#### Directive:
Filter the entries that follow, copying every line in which the word "this" appears.
---*---
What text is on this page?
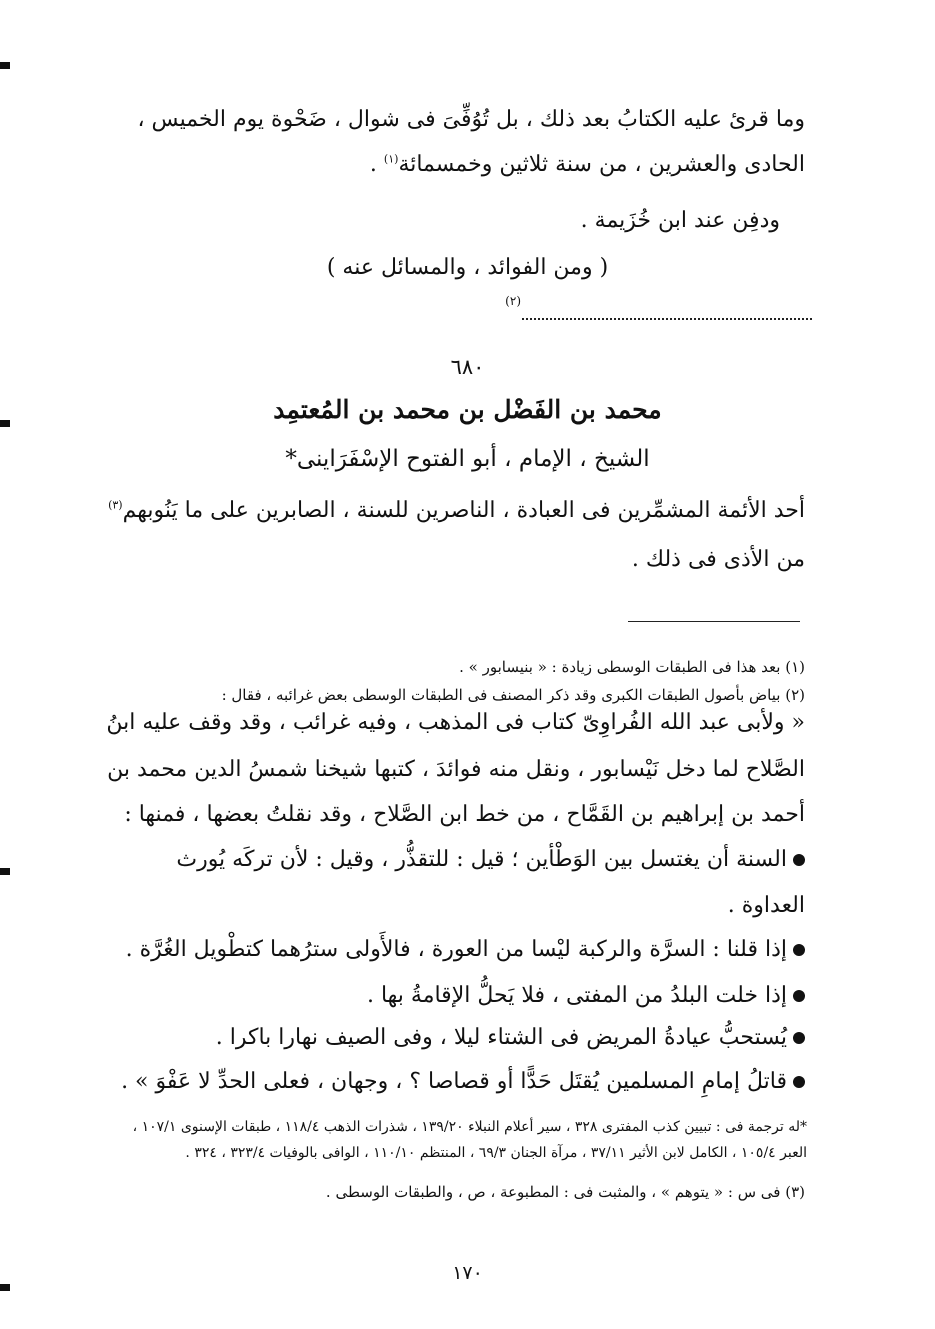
وما قرئ عليه الكتابُ بعد ذلك ، بل تُوُفِّىَ فى شوال ، ضَحْوة يوم الخميس ،
الحادى والعشرين ، من سنة ثلاثين وخمسمائة$^{(١)}$ .
ودفِن عند ابن خُزَيمة .
( ومن الفوائد ، والمسائل عنه )
(٢)
٦٨٠
محمد بن الفَضْل بن محمد بن المُعتمِد
الشيخ ، الإمام ، أبو الفتوح الإسْفَرَاينى*
أحد الأئمة المشمِّرين فى العبادة ، الناصرين للسنة ، الصابرين على ما يَنُوبهم$^{(٣)}$
من الأذى فى ذلك .
(١) بعد هذا فى الطبقات الوسطى زيادة : « بنيسابور » .
(٢) بياض بأصول الطبقات الكبرى وقد ذكر المصنف فى الطبقات الوسطى بعض غرائبه ، فقال :
« ولأبى عبد الله الفُراوِىّ كتاب فى المذهب ، وفيه غرائب ، وقد وقف عليه ابنُ
الصَّلاح لما دخل نَيْسابور ، ونقل منه فوائدَ ، كتبها شيخنا شمسُ الدين محمد بن
أحمد بن إبراهيم بن القَمَّاح ، من خط ابن الصَّلاح ، وقد نقلتُ بعضها ، فمنها :
السنة أن يغتسل بين الوَطْأين ؛ قيل : للتقذُّر ، وقيل : لأن تركَه يُورث
العداوة .
إذا قلنا : السرَّة والركبة ليْسا من العورة ، فالأَولى سترُهما كتطْويل الغُرَّة .
إذا خلت البلدُ من المفتى ، فلا يَحلُّ الإقامةُ بها .
يُستحبُّ عيادةُ المريض فى الشتاء ليلا ، وفى الصيف نهارا باكرا .
قاتلُ إمامِ المسلمين يُقتَل حَدًّا أو قصاصا ؟ ، وجهان ، فعلى الحدِّ لا عَفْوَ » .
*له ترجمة فى : تبيين كذب المفترى ٣٢٨ ، سير أعلام النبلاء ١٣٩/٢٠ ، شذرات الذهب ١١٨/٤ ، طبقات الإسنوى ١٠٧/١ ،
العبر ١٠٥/٤ ، الكامل لابن الأثير ٣٧/١١ ، مرآة الجنان ٦٩/٣ ، المنتظم ١١٠/١٠ ، الوافى بالوفيات ٣٢٣/٤ ، ٣٢٤ .
(٣) فى س : « يتوهم » ، والمثبت فى : المطبوعة ، ص ، والطبقات الوسطى .
١٧٠
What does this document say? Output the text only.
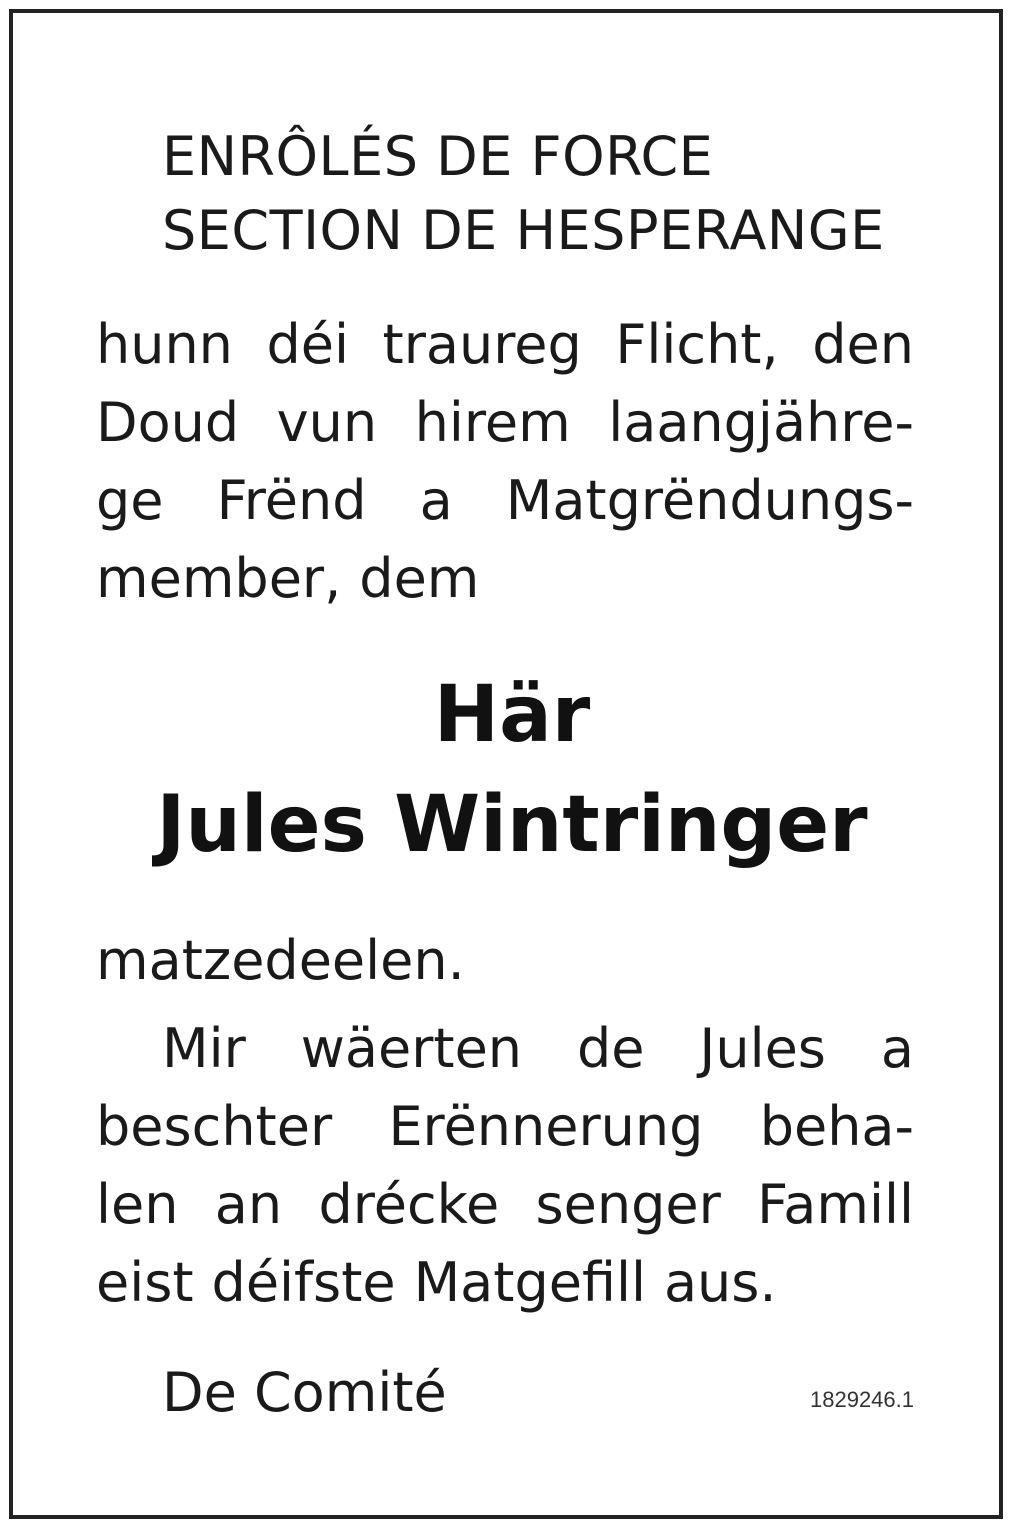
ENRÔLÉS DE FORCE
SECTION DE HESPERANGE
hunn déi traureg Flicht, den
Doud vun hirem laangjähre-
ge Frënd a Matgrëndungs-
member, dem
Här
Jules Wintringer
matzedeelen.
Mir wäerten de Jules a
beschter Erënnerung beha-
len an drécke senger Famill
eist déifste Matgefill aus.
De Comité	1829246.1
---*---
#### The response:
What text is on this page?
What does this document say? Output the text only.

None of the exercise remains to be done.